Extracted data entries

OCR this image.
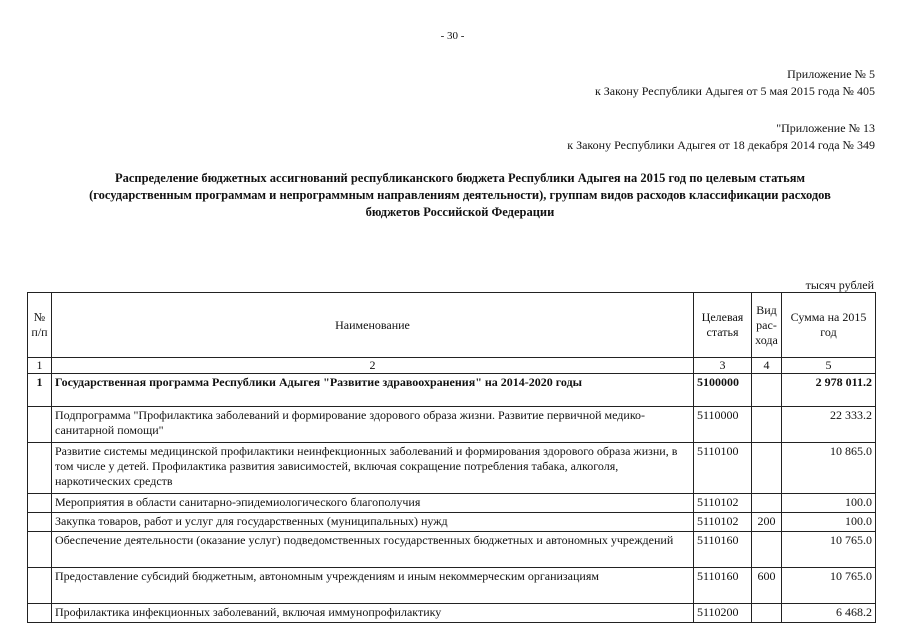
- 30 -
Приложение № 5
к Закону Республики Адыгея от 5 мая 2015 года № 405
"Приложение № 13
к Закону Республики Адыгея от 18 декабря 2014 года № 349
Распределение бюджетных ассигнований республиканского бюджета Республики Адыгея на 2015 год по целевым статьям (государственным программам и непрограммным направлениям деятельности), группам видов расходов классификации расходов бюджетов Российской Федерации
тысяч рублей
№ п/п	Наименование	Целевая статья	Вид рас-хода	Сумма на 2015 год
1	2	3	4	5
1	Государственная программа Республики Адыгея "Развитие здравоохранения" на 2014-2020 годы	5100000		2 978 011.2
	Подпрограмма "Профилактика заболеваний и формирование здорового образа жизни. Развитие первичной медико-санитарной помощи"	5110000		22 333.2
	Развитие системы медицинской профилактики неинфекционных заболеваний и формирования здорового образа жизни, в том числе у детей. Профилактика развития зависимостей, включая сокращение потребления табака, алкоголя, наркотических средств	5110100		10 865.0
	Мероприятия в области санитарно-эпидемиологического благополучия	5110102		100.0
	Закупка товаров, работ и услуг для государственных (муниципальных) нужд	5110102	200	100.0
	Обеспечение деятельности (оказание услуг) подведомственных государственных бюджетных и автономных учреждений	5110160		10 765.0
	Предоставление субсидий бюджетным, автономным учреждениям и иным некоммерческим организациям	5110160	600	10 765.0
	Профилактика инфекционных заболеваний, включая иммунопрофилактику	5110200		6 468.2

EXERCISE TASK =
Retype each entry precisely. Skip images entirely.

COMPLETE RESPONSE =
OCR this image.
- 30 -
Приложение № 5
к Закону Республики Адыгея от 5 мая 2015 года № 405
"Приложение № 13
к Закону Республики Адыгея от 18 декабря 2014 года № 349
Распределение бюджетных ассигнований республиканского бюджета Республики Адыгея на 2015 год по целевым статьям (государственным программам и непрограммным направлениям деятельности), группам видов расходов классификации расходов бюджетов Российской Федерации
тысяч рублей
№ п/п	Наименование	Целевая статья	Вид рас-хода	Сумма на 2015 год
1	2	3	4	5
1	Государственная программа Республики Адыгея "Развитие здравоохранения" на 2014-2020 годы	5100000		2 978 011.2
	Подпрограмма "Профилактика заболеваний и формирование здорового образа жизни. Развитие первичной медико-санитарной помощи"	5110000		22 333.2
	Развитие системы медицинской профилактики неинфекционных заболеваний и формирования здорового образа жизни, в том числе у детей. Профилактика развития зависимостей, включая сокращение потребления табака, алкоголя, наркотических средств	5110100		10 865.0
	Мероприятия в области санитарно-эпидемиологического благополучия	5110102		100.0
	Закупка товаров, работ и услуг для государственных (муниципальных) нужд	5110102	200	100.0
	Обеспечение деятельности (оказание услуг) подведомственных государственных бюджетных и автономных учреждений	5110160		10 765.0
	Предоставление субсидий бюджетным, автономным учреждениям и иным некоммерческим организациям	5110160	600	10 765.0
	Профилактика инфекционных заболеваний, включая иммунопрофилактику	5110200		6 468.2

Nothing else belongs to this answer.